* begin Data listing *

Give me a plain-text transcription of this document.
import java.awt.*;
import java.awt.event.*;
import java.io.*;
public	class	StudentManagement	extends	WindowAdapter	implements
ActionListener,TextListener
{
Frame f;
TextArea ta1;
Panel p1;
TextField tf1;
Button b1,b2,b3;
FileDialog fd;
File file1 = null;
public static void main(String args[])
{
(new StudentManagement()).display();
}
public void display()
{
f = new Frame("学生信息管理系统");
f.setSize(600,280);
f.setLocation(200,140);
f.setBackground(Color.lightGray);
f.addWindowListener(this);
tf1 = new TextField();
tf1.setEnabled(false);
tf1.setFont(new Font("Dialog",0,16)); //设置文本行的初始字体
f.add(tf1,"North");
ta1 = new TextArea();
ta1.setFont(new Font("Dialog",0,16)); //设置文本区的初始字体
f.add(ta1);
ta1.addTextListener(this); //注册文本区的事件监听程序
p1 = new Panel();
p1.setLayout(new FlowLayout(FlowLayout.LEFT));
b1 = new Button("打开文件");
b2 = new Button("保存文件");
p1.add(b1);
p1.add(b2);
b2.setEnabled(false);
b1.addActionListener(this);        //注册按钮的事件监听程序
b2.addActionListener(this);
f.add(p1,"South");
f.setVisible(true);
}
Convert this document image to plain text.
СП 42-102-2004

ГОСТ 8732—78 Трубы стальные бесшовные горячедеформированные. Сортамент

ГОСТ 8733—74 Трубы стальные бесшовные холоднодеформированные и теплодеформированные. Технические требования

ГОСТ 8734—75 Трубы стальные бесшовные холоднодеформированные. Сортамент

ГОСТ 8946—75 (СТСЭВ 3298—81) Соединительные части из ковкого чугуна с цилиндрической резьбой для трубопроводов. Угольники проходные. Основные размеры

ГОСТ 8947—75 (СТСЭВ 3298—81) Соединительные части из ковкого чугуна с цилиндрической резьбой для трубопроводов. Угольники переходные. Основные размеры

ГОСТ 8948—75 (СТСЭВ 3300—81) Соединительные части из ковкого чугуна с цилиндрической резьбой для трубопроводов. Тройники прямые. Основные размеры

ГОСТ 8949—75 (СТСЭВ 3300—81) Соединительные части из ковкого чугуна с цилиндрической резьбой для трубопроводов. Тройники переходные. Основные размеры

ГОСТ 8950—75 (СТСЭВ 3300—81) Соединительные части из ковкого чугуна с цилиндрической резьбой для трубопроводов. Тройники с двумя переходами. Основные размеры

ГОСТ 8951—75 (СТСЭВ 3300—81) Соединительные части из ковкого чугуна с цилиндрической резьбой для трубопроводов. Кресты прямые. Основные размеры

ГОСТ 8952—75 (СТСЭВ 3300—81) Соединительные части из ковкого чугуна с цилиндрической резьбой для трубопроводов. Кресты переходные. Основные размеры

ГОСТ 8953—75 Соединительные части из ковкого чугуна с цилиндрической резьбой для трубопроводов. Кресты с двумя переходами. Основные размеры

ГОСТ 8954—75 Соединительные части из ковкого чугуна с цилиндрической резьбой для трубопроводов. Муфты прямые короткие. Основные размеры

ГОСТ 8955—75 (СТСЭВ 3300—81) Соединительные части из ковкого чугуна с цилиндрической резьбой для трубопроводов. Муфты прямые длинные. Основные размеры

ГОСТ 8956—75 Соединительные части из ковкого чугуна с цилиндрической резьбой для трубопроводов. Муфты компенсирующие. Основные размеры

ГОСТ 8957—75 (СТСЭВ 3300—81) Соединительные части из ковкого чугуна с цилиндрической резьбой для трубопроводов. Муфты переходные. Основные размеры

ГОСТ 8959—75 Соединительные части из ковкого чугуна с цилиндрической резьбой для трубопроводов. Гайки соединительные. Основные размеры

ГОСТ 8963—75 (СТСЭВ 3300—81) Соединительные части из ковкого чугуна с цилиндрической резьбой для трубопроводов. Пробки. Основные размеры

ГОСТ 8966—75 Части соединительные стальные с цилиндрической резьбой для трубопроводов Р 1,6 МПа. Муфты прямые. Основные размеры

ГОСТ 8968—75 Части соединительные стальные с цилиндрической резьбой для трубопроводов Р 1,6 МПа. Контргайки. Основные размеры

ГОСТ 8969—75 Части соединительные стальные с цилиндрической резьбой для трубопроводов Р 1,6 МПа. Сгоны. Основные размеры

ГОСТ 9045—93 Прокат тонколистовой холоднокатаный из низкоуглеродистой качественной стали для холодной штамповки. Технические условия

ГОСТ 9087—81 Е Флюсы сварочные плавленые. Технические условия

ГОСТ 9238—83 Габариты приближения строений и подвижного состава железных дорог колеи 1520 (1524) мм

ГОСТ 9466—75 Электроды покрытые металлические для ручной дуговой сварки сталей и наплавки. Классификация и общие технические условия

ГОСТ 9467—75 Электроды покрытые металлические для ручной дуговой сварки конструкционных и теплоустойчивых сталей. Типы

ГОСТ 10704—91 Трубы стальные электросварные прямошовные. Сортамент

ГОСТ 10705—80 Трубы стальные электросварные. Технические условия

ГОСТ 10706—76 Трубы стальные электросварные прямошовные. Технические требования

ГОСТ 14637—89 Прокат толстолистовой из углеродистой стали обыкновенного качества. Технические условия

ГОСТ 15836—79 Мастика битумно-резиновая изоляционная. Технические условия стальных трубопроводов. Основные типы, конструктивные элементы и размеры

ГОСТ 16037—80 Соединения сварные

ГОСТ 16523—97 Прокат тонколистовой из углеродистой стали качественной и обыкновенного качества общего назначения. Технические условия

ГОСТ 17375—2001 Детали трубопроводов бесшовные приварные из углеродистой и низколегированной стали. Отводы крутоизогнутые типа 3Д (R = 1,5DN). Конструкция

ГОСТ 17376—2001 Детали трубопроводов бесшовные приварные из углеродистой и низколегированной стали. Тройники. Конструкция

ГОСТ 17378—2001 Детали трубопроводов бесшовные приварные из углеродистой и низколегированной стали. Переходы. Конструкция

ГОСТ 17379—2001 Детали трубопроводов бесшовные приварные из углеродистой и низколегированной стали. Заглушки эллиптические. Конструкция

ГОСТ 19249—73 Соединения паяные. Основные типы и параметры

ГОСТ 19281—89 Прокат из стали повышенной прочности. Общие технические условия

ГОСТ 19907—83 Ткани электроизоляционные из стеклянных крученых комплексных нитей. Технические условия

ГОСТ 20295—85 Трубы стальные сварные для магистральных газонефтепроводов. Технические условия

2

* end Data listing *

* [Stated problem]: Restate every record exactly, leaving nothing out.

* [Response to this task]:
Give me a plain-text transcription of this document.
import java.awt.*;
import java.awt.event.*;
import java.io.*;
public	class	StudentManagement	extends	WindowAdapter	implements
ActionListener,TextListener
{
Frame f;
TextArea ta1;
Panel p1;
TextField tf1;
Button b1,b2,b3;
FileDialog fd;
File file1 = null;
public static void main(String args[])
{
(new StudentManagement()).display();
}
public void display()
{
f = new Frame("学生信息管理系统");
f.setSize(600,280);
f.setLocation(200,140);
f.setBackground(Color.lightGray);
f.addWindowListener(this);
tf1 = new TextField();
tf1.setEnabled(false);
tf1.setFont(new Font("Dialog",0,16)); //设置文本行的初始字体
f.add(tf1,"North");
ta1 = new TextArea();
ta1.setFont(new Font("Dialog",0,16)); //设置文本区的初始字体
f.add(ta1);
ta1.addTextListener(this); //注册文本区的事件监听程序
p1 = new Panel();
p1.setLayout(new FlowLayout(FlowLayout.LEFT));
b1 = new Button("打开文件");
b2 = new Button("保存文件");
p1.add(b1);
p1.add(b2);
b2.setEnabled(false);
b1.addActionListener(this);        //注册按钮的事件监听程序
b2.addActionListener(this);
f.add(p1,"South");
f.setVisible(true);
}
Convert this document image to plain text.
СП 42-102-2004

ГОСТ 8732—78 Трубы стальные бесшовные горячедеформированные. Сортамент

ГОСТ 8733—74 Трубы стальные бесшовные холоднодеформированные и теплодеформированные. Технические требования

ГОСТ 8734—75 Трубы стальные бесшовные холоднодеформированные. Сортамент

ГОСТ 8946—75 (СТСЭВ 3298—81) Соединительные части из ковкого чугуна с цилиндрической резьбой для трубопроводов. Угольники проходные. Основные размеры

ГОСТ 8947—75 (СТСЭВ 3298—81) Соединительные части из ковкого чугуна с цилиндрической резьбой для трубопроводов. Угольники переходные. Основные размеры

ГОСТ 8948—75 (СТСЭВ 3300—81) Соединительные части из ковкого чугуна с цилиндрической резьбой для трубопроводов. Тройники прямые. Основные размеры

ГОСТ 8949—75 (СТСЭВ 3300—81) Соединительные части из ковкого чугуна с цилиндрической резьбой для трубопроводов. Тройники переходные. Основные размеры

ГОСТ 8950—75 (СТСЭВ 3300—81) Соединительные части из ковкого чугуна с цилиндрической резьбой для трубопроводов. Тройники с двумя переходами. Основные размеры

ГОСТ 8951—75 (СТСЭВ 3300—81) Соединительные части из ковкого чугуна с цилиндрической резьбой для трубопроводов. Кресты прямые. Основные размеры

ГОСТ 8952—75 (СТСЭВ 3300—81) Соединительные части из ковкого чугуна с цилиндрической резьбой для трубопроводов. Кресты переходные. Основные размеры

ГОСТ 8953—75 Соединительные части из ковкого чугуна с цилиндрической резьбой для трубопроводов. Кресты с двумя переходами. Основные размеры

ГОСТ 8954—75 Соединительные части из ковкого чугуна с цилиндрической резьбой для трубопроводов. Муфты прямые короткие. Основные размеры

ГОСТ 8955—75 (СТСЭВ 3300—81) Соединительные части из ковкого чугуна с цилиндрической резьбой для трубопроводов. Муфты прямые длинные. Основные размеры

ГОСТ 8956—75 Соединительные части из ковкого чугуна с цилиндрической резьбой для трубопроводов. Муфты компенсирующие. Основные размеры

ГОСТ 8957—75 (СТСЭВ 3300—81) Соединительные части из ковкого чугуна с цилиндрической резьбой для трубопроводов. Муфты переходные. Основные размеры

ГОСТ 8959—75 Соединительные части из ковкого чугуна с цилиндрической резьбой для трубопроводов. Гайки соединительные. Основные размеры

ГОСТ 8963—75 (СТСЭВ 3300—81) Соединительные части из ковкого чугуна с цилиндрической резьбой для трубопроводов. Пробки. Основные размеры

ГОСТ 8966—75 Части соединительные стальные с цилиндрической резьбой для трубопроводов Р 1,6 МПа. Муфты прямые. Основные размеры

ГОСТ 8968—75 Части соединительные стальные с цилиндрической резьбой для трубопроводов Р 1,6 МПа. Контргайки. Основные размеры

ГОСТ 8969—75 Части соединительные стальные с цилиндрической резьбой для трубопроводов Р 1,6 МПа. Сгоны. Основные размеры

ГОСТ 9045—93 Прокат тонколистовой холоднокатаный из низкоуглеродистой качественной стали для холодной штамповки. Технические условия

ГОСТ 9087—81 Е Флюсы сварочные плавленые. Технические условия

ГОСТ 9238—83 Габариты приближения строений и подвижного состава железных дорог колеи 1520 (1524) мм

ГОСТ 9466—75 Электроды покрытые металлические для ручной дуговой сварки сталей и наплавки. Классификация и общие технические условия

ГОСТ 9467—75 Электроды покрытые металлические для ручной дуговой сварки конструкционных и теплоустойчивых сталей. Типы

ГОСТ 10704—91 Трубы стальные электросварные прямошовные. Сортамент

ГОСТ 10705—80 Трубы стальные электросварные. Технические условия

ГОСТ 10706—76 Трубы стальные электросварные прямошовные. Технические требования

ГОСТ 14637—89 Прокат толстолистовой из углеродистой стали обыкновенного качества. Технические условия

ГОСТ 15836—79 Мастика битумно-резиновая изоляционная. Технические условия стальных трубопроводов. Основные типы, конструктивные элементы и размеры

ГОСТ 16037—80 Соединения сварные

ГОСТ 16523—97 Прокат тонколистовой из углеродистой стали качественной и обыкновенного качества общего назначения. Технические условия

ГОСТ 17375—2001 Детали трубопроводов бесшовные приварные из углеродистой и низколегированной стали. Отводы крутоизогнутые типа 3Д (R = 1,5DN). Конструкция

ГОСТ 17376—2001 Детали трубопроводов бесшовные приварные из углеродистой и низколегированной стали. Тройники. Конструкция

ГОСТ 17378—2001 Детали трубопроводов бесшовные приварные из углеродистой и низколегированной стали. Переходы. Конструкция

ГОСТ 17379—2001 Детали трубопроводов бесшовные приварные из углеродистой и низколегированной стали. Заглушки эллиптические. Конструкция

ГОСТ 19249—73 Соединения паяные. Основные типы и параметры

ГОСТ 19281—89 Прокат из стали повышенной прочности. Общие технические условия

ГОСТ 19907—83 Ткани электроизоляционные из стеклянных крученых комплексных нитей. Технические условия

ГОСТ 20295—85 Трубы стальные сварные для магистральных газонефтепроводов. Технические условия

2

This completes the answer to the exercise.